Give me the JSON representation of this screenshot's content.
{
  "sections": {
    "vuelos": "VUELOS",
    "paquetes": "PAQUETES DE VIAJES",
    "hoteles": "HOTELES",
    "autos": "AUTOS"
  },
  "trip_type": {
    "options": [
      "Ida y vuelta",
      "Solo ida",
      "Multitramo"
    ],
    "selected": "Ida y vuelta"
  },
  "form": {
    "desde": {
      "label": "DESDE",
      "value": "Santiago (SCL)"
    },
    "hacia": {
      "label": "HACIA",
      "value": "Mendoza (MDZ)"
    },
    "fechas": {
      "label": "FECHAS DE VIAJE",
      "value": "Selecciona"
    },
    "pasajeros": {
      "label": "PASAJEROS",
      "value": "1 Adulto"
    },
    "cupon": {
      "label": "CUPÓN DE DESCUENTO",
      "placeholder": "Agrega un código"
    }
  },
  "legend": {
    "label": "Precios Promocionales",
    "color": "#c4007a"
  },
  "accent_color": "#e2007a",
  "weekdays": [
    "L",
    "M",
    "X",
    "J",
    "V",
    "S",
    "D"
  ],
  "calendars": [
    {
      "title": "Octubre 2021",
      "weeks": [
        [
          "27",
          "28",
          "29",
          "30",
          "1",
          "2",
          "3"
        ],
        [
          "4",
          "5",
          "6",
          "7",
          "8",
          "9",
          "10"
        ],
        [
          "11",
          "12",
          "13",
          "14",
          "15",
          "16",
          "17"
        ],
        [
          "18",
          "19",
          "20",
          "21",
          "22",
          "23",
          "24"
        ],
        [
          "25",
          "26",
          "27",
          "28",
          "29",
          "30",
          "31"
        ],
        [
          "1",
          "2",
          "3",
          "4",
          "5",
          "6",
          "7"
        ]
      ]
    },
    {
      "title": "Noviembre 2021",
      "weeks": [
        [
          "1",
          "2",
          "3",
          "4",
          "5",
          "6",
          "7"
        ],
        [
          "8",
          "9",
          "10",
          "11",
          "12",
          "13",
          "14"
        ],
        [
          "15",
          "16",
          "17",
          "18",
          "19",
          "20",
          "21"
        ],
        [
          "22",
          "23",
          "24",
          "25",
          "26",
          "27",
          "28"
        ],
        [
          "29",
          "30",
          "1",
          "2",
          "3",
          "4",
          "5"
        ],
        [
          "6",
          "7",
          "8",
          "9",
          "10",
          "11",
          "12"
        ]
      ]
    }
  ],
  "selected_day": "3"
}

What is required: Find the word "title" in the entries, and copy every line it shows up in.

The solution:
      "title": "Octubre 2021",
      "title": "Noviembre 2021",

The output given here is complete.